Exactly as given, repeat all of the entries.

----- DATA PROVIDED

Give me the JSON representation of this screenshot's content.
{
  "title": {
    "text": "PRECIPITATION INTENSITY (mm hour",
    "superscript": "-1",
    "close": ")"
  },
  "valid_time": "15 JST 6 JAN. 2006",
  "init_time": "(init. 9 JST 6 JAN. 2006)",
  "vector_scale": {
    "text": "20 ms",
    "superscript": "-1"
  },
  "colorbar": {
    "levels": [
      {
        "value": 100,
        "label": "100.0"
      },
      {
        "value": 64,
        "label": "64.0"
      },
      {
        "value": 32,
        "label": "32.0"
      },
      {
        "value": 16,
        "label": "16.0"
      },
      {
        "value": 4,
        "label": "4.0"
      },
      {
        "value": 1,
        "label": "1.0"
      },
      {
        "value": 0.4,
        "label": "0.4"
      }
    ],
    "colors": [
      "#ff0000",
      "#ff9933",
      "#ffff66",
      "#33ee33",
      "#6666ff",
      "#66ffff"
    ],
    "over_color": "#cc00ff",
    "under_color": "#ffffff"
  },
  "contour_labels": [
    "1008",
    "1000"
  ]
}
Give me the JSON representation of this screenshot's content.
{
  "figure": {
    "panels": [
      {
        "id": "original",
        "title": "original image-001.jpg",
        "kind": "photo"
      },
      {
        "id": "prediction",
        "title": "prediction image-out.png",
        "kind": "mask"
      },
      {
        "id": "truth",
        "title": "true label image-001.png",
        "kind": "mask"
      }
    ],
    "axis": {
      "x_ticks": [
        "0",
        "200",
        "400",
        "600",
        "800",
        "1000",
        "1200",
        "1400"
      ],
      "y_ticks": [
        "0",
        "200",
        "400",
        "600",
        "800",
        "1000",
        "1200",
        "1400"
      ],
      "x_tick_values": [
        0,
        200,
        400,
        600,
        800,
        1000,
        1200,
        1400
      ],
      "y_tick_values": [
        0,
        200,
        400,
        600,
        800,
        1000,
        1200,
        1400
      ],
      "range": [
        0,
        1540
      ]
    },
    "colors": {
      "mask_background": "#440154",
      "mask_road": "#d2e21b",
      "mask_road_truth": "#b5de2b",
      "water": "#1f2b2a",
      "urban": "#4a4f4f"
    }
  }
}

----------

= EXERCISE RESULT =
Give me the JSON representation of this screenshot's content.
{
  "title": {
    "text": "PRECIPITATION INTENSITY (mm hour",
    "superscript": "-1",
    "close": ")"
  },
  "valid_time": "15 JST 6 JAN. 2006",
  "init_time": "(init. 9 JST 6 JAN. 2006)",
  "vector_scale": {
    "text": "20 ms",
    "superscript": "-1"
  },
  "colorbar": {
    "levels": [
      {
        "value": 100,
        "label": "100.0"
      },
      {
        "value": 64,
        "label": "64.0"
      },
      {
        "value": 32,
        "label": "32.0"
      },
      {
        "value": 16,
        "label": "16.0"
      },
      {
        "value": 4,
        "label": "4.0"
      },
      {
        "value": 1,
        "label": "1.0"
      },
      {
        "value": 0.4,
        "label": "0.4"
      }
    ],
    "colors": [
      "#ff0000",
      "#ff9933",
      "#ffff66",
      "#33ee33",
      "#6666ff",
      "#66ffff"
    ],
    "over_color": "#cc00ff",
    "under_color": "#ffffff"
  },
  "contour_labels": [
    "1008",
    "1000"
  ]
}
Give me the JSON representation of this screenshot's content.
{
  "figure": {
    "panels": [
      {
        "id": "original",
        "title": "original image-001.jpg",
        "kind": "photo"
      },
      {
        "id": "prediction",
        "title": "prediction image-out.png",
        "kind": "mask"
      },
      {
        "id": "truth",
        "title": "true label image-001.png",
        "kind": "mask"
      }
    ],
    "axis": {
      "x_ticks": [
        "0",
        "200",
        "400",
        "600",
        "800",
        "1000",
        "1200",
        "1400"
      ],
      "y_ticks": [
        "0",
        "200",
        "400",
        "600",
        "800",
        "1000",
        "1200",
        "1400"
      ],
      "x_tick_values": [
        0,
        200,
        400,
        600,
        800,
        1000,
        1200,
        1400
      ],
      "y_tick_values": [
        0,
        200,
        400,
        600,
        800,
        1000,
        1200,
        1400
      ],
      "range": [
        0,
        1540
      ]
    },
    "colors": {
      "mask_background": "#440154",
      "mask_road": "#d2e21b",
      "mask_road_truth": "#b5de2b",
      "water": "#1f2b2a",
      "urban": "#4a4f4f"
    }
  }
}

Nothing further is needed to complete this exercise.